(Dataset excerpt)
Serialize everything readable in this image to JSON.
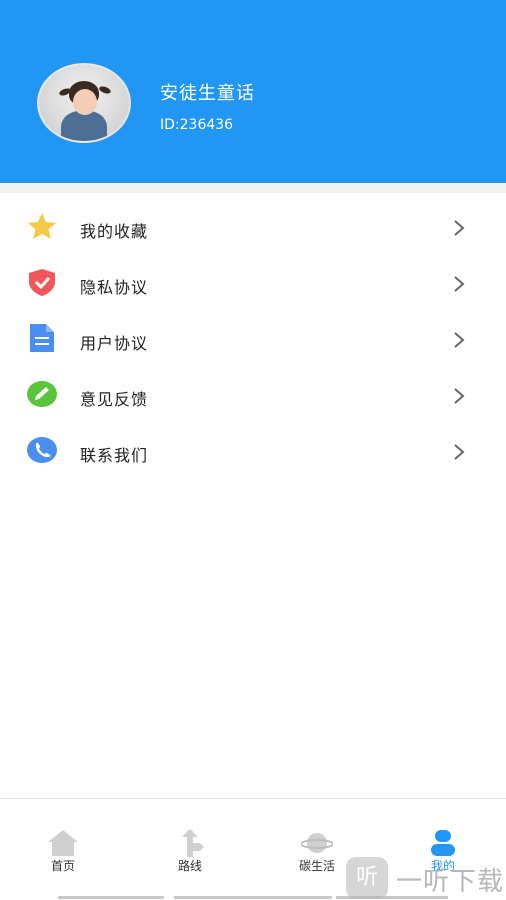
{
  "profile": {
    "username": "安徒生童话",
    "user_id": "ID:236436"
  },
  "menu": {
    "items": [
      {
        "label": "我的收藏",
        "icon": "star-icon",
        "color": "#f7c948"
      },
      {
        "label": "隐私协议",
        "icon": "shield-icon",
        "color": "#f0575a"
      },
      {
        "label": "用户协议",
        "icon": "document-icon",
        "color": "#4a8ef0"
      },
      {
        "label": "意见反馈",
        "icon": "pencil-icon",
        "color": "#5ac43a"
      },
      {
        "label": "联系我们",
        "icon": "phone-icon",
        "color": "#4a8ef0"
      }
    ]
  },
  "tabbar": {
    "tabs": [
      {
        "label": "首页",
        "icon": "home-icon"
      },
      {
        "label": "路线",
        "icon": "signpost-icon"
      },
      {
        "label": "碳生活",
        "icon": "planet-icon"
      },
      {
        "label": "我的",
        "icon": "user-icon"
      }
    ],
    "active_index": 3
  },
  "watermark": {
    "icon_glyph": "听",
    "text": "一听下载"
  },
  "colors": {
    "header_bg": "#2196f3",
    "active_tab": "#2196f3",
    "inactive_icon": "#d0d0d0"
  }
}
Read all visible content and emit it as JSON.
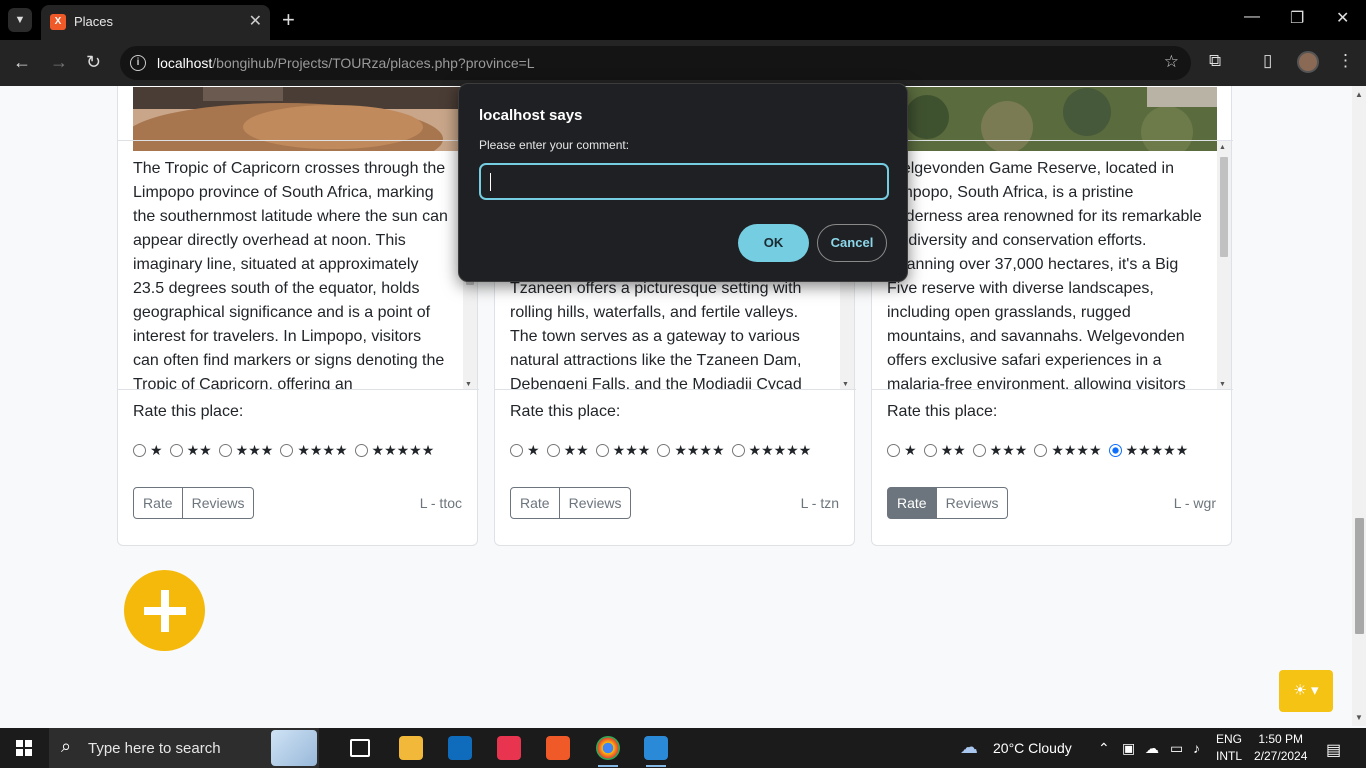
{
  "browser": {
    "tab_title": "Places",
    "url_host": "localhost",
    "url_path": "/bongihub/Projects/TOURza/places.php?province=L"
  },
  "cards": [
    {
      "description": "The Tropic of Capricorn crosses through the Limpopo province of South Africa, marking the southernmost latitude where the sun can appear directly overhead at noon. This imaginary line, situated at approximately 23.5 degrees south of the equator, holds geographical significance and is a point of interest for travelers. In Limpopo, visitors can often find markers or signs denoting the Tropic of Capricorn, offering an",
      "rate_label": "Rate this place:",
      "rating_options": [
        "★",
        "★★",
        "★★★",
        "★★★★",
        "★★★★★"
      ],
      "selected_rating": null,
      "rate_button": "Rate",
      "reviews_button": "Reviews",
      "code": "L - ttoc"
    },
    {
      "description": "prowess, particularly in citrus farming, Tzaneen offers a picturesque setting with rolling hills, waterfalls, and fertile valleys. The town serves as a gateway to various natural attractions like the Tzaneen Dam, Debengeni Falls, and the Modjadji Cycad",
      "rate_label": "Rate this place:",
      "rating_options": [
        "★",
        "★★",
        "★★★",
        "★★★★",
        "★★★★★"
      ],
      "selected_rating": null,
      "rate_button": "Rate",
      "reviews_button": "Reviews",
      "code": "L - tzn"
    },
    {
      "description": "Welgevonden Game Reserve, located in Limpopo, South Africa, is a pristine wilderness area renowned for its remarkable biodiversity and conservation efforts. Spanning over 37,000 hectares, it's a Big Five reserve with diverse landscapes, including open grasslands, rugged mountains, and savannahs. Welgevonden offers exclusive safari experiences in a malaria-free environment, allowing visitors",
      "rate_label": "Rate this place:",
      "rating_options": [
        "★",
        "★★",
        "★★★",
        "★★★★",
        "★★★★★"
      ],
      "selected_rating": 5,
      "rate_button": "Rate",
      "reviews_button": "Reviews",
      "code": "L - wgr"
    }
  ],
  "dialog": {
    "title": "localhost says",
    "message": "Please enter your comment:",
    "input_value": "",
    "ok_label": "OK",
    "cancel_label": "Cancel"
  },
  "taskbar": {
    "search_placeholder": "Type here to search",
    "weather": "20°C  Cloudy",
    "language_line1": "ENG",
    "language_line2": "INTL",
    "time": "1:50 PM",
    "date": "2/27/2024"
  },
  "colors": {
    "fab": "#f5b90c",
    "dialog_accent": "#74cde0",
    "theme_toggle": "#f5c313"
  }
}
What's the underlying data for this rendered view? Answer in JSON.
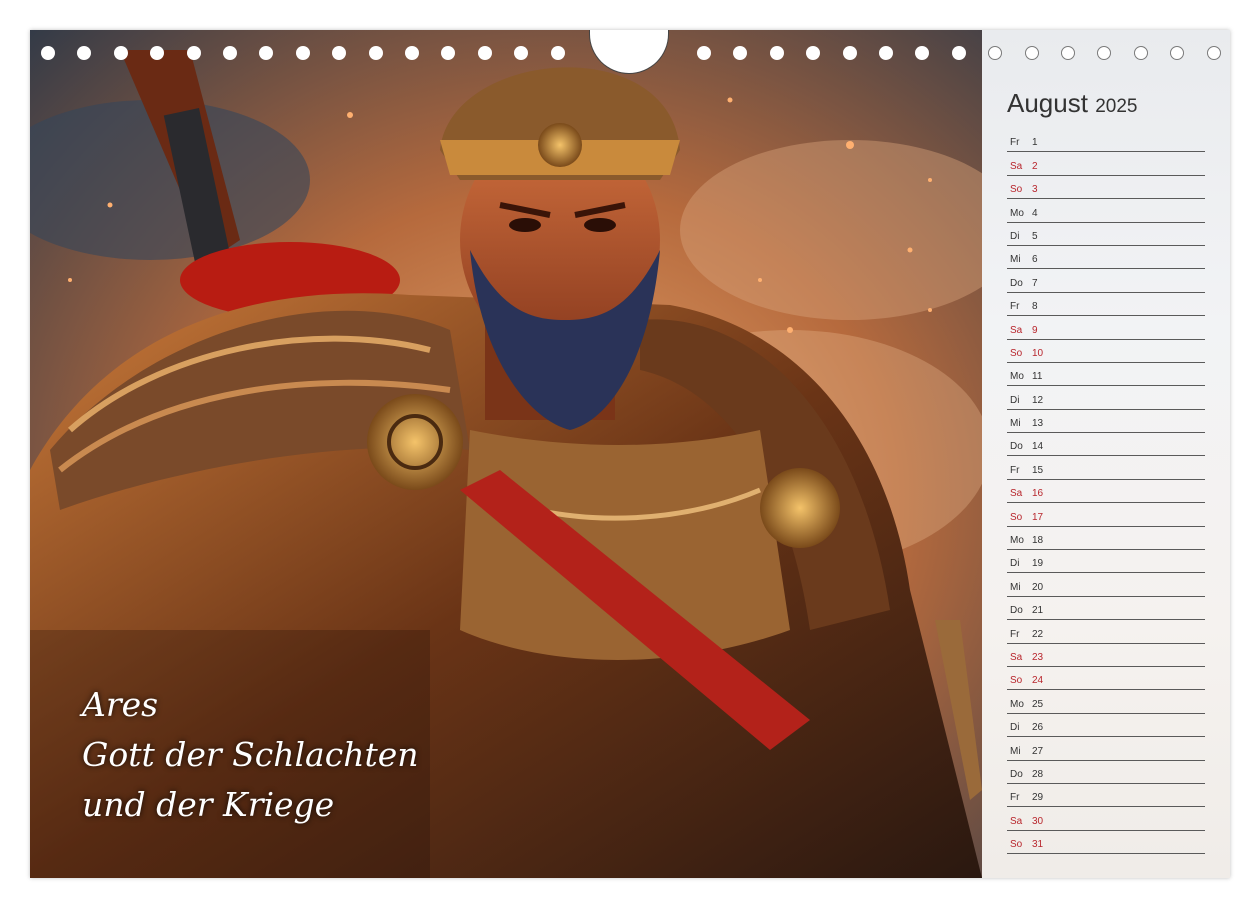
{
  "calendar": {
    "month": "August",
    "year": "2025",
    "days": [
      {
        "dn": "Fr",
        "d": "1",
        "we": false
      },
      {
        "dn": "Sa",
        "d": "2",
        "we": true
      },
      {
        "dn": "So",
        "d": "3",
        "we": true
      },
      {
        "dn": "Mo",
        "d": "4",
        "we": false
      },
      {
        "dn": "Di",
        "d": "5",
        "we": false
      },
      {
        "dn": "Mi",
        "d": "6",
        "we": false
      },
      {
        "dn": "Do",
        "d": "7",
        "we": false
      },
      {
        "dn": "Fr",
        "d": "8",
        "we": false
      },
      {
        "dn": "Sa",
        "d": "9",
        "we": true
      },
      {
        "dn": "So",
        "d": "10",
        "we": true
      },
      {
        "dn": "Mo",
        "d": "11",
        "we": false
      },
      {
        "dn": "Di",
        "d": "12",
        "we": false
      },
      {
        "dn": "Mi",
        "d": "13",
        "we": false
      },
      {
        "dn": "Do",
        "d": "14",
        "we": false
      },
      {
        "dn": "Fr",
        "d": "15",
        "we": false
      },
      {
        "dn": "Sa",
        "d": "16",
        "we": true
      },
      {
        "dn": "So",
        "d": "17",
        "we": true
      },
      {
        "dn": "Mo",
        "d": "18",
        "we": false
      },
      {
        "dn": "Di",
        "d": "19",
        "we": false
      },
      {
        "dn": "Mi",
        "d": "20",
        "we": false
      },
      {
        "dn": "Do",
        "d": "21",
        "we": false
      },
      {
        "dn": "Fr",
        "d": "22",
        "we": false
      },
      {
        "dn": "Sa",
        "d": "23",
        "we": true
      },
      {
        "dn": "So",
        "d": "24",
        "we": true
      },
      {
        "dn": "Mo",
        "d": "25",
        "we": false
      },
      {
        "dn": "Di",
        "d": "26",
        "we": false
      },
      {
        "dn": "Mi",
        "d": "27",
        "we": false
      },
      {
        "dn": "Do",
        "d": "28",
        "we": false
      },
      {
        "dn": "Fr",
        "d": "29",
        "we": false
      },
      {
        "dn": "Sa",
        "d": "30",
        "we": true
      },
      {
        "dn": "So",
        "d": "31",
        "we": true
      }
    ]
  },
  "caption": {
    "line1": "Ares",
    "line2": "Gott der Schlachten",
    "line3": "und der Kriege"
  },
  "colors": {
    "weekend": "#b8262d",
    "weekday": "#333333",
    "sky_dark": "#2e3c4c",
    "sky_warm": "#c9804a",
    "armor": "#8a4a1e"
  }
}
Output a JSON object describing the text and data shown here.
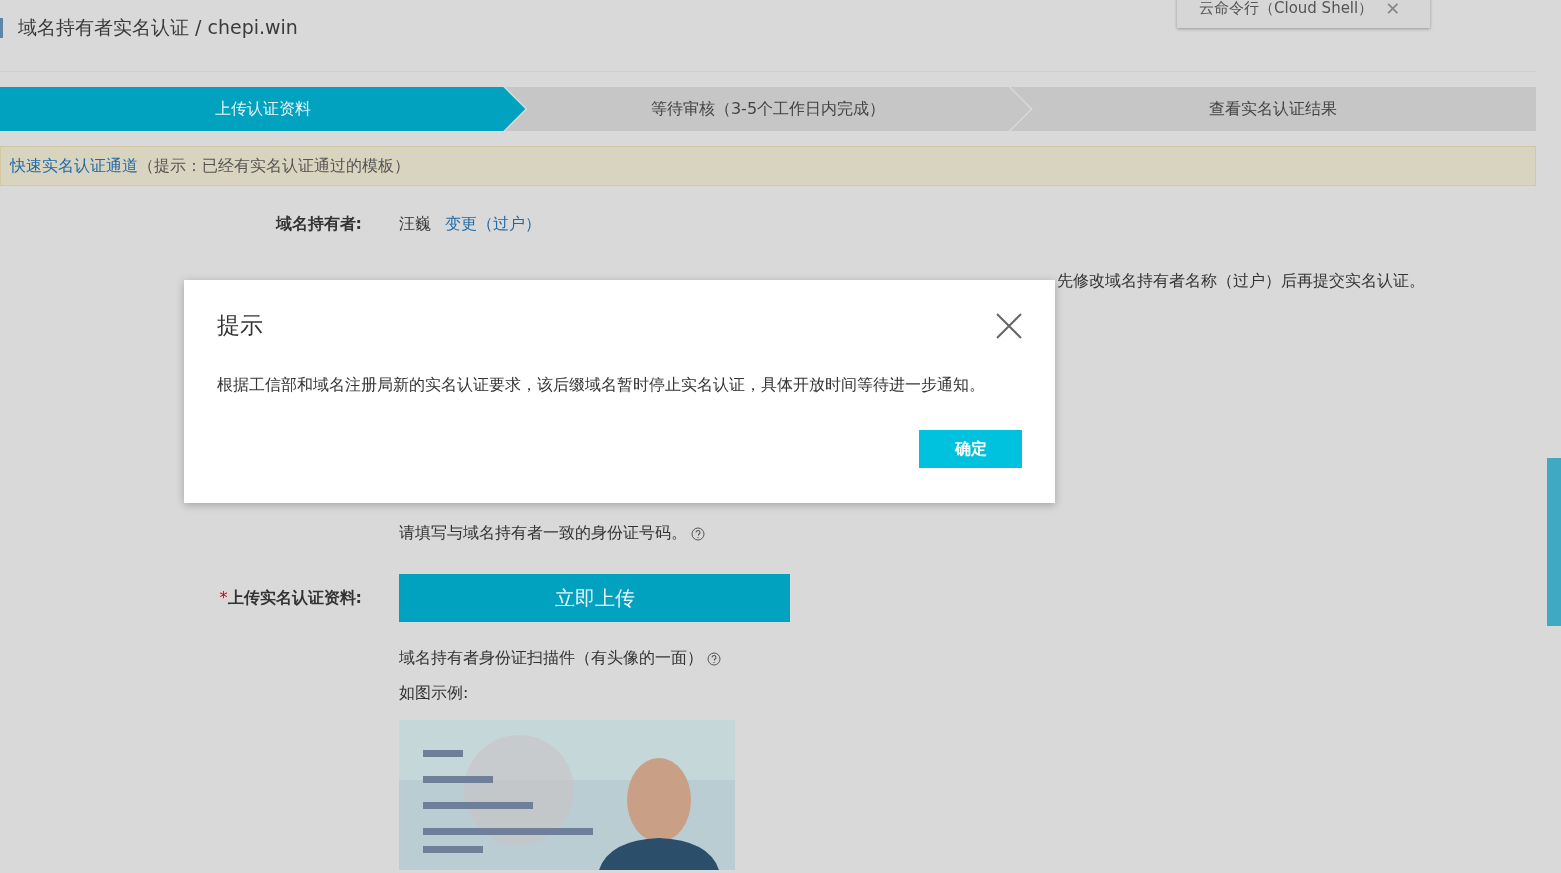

Stated task
Of the lines in this listing, report how many contain the string "text", and give the number only.

Exercise response
2